Reproduce all entries word for word.

> Provided material
━━━━━━━━━━━━━━━━

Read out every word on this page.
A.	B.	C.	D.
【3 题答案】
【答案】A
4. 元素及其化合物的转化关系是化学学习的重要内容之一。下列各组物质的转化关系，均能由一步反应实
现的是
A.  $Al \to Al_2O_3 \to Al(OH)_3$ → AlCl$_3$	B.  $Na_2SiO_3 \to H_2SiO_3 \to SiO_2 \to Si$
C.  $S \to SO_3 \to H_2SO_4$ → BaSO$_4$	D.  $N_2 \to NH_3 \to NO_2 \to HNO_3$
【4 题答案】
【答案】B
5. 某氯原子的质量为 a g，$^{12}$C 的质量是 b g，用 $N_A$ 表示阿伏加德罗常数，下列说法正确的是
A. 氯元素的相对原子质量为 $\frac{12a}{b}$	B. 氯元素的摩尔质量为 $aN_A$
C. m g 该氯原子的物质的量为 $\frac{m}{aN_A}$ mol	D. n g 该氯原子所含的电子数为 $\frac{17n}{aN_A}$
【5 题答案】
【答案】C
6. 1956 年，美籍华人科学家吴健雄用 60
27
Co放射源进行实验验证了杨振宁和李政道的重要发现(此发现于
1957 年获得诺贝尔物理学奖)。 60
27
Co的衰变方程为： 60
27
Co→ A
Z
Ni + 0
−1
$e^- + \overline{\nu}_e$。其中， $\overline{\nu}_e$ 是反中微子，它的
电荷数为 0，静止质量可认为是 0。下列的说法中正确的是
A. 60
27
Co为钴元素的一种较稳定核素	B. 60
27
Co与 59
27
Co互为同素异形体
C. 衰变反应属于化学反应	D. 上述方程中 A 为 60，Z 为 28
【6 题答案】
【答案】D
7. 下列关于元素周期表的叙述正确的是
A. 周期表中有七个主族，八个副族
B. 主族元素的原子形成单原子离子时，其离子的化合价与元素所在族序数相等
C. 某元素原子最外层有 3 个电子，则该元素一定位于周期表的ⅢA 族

━━━━━━━━━━━━━━━━

> Reply
Read out every word on this page.
A.	B.	C.	D.
【3 题答案】
【答案】A
4. 元素及其化合物的转化关系是化学学习的重要内容之一。下列各组物质的转化关系，均能由一步反应实
现的是
A.  $Al \to Al_2O_3 \to Al(OH)_3$ → AlCl$_3$	B.  $Na_2SiO_3 \to H_2SiO_3 \to SiO_2 \to Si$
C.  $S \to SO_3 \to H_2SO_4$ → BaSO$_4$	D.  $N_2 \to NH_3 \to NO_2 \to HNO_3$
【4 题答案】
【答案】B
5. 某氯原子的质量为 a g，$^{12}$C 的质量是 b g，用 $N_A$ 表示阿伏加德罗常数，下列说法正确的是
A. 氯元素的相对原子质量为 $\frac{12a}{b}$	B. 氯元素的摩尔质量为 $aN_A$
C. m g 该氯原子的物质的量为 $\frac{m}{aN_A}$ mol	D. n g 该氯原子所含的电子数为 $\frac{17n}{aN_A}$
【5 题答案】
【答案】C
6. 1956 年，美籍华人科学家吴健雄用 60
27
Co放射源进行实验验证了杨振宁和李政道的重要发现(此发现于
1957 年获得诺贝尔物理学奖)。 60
27
Co的衰变方程为： 60
27
Co→ A
Z
Ni + 0
−1
$e^- + \overline{\nu}_e$。其中， $\overline{\nu}_e$ 是反中微子，它的
电荷数为 0，静止质量可认为是 0。下列的说法中正确的是
A. 60
27
Co为钴元素的一种较稳定核素	B. 60
27
Co与 59
27
Co互为同素异形体
C. 衰变反应属于化学反应	D. 上述方程中 A 为 60，Z 为 28
【6 题答案】
【答案】D
7. 下列关于元素周期表的叙述正确的是
A. 周期表中有七个主族，八个副族
B. 主族元素的原子形成单原子离子时，其离子的化合价与元素所在族序数相等
C. 某元素原子最外层有 3 个电子，则该元素一定位于周期表的ⅢA 族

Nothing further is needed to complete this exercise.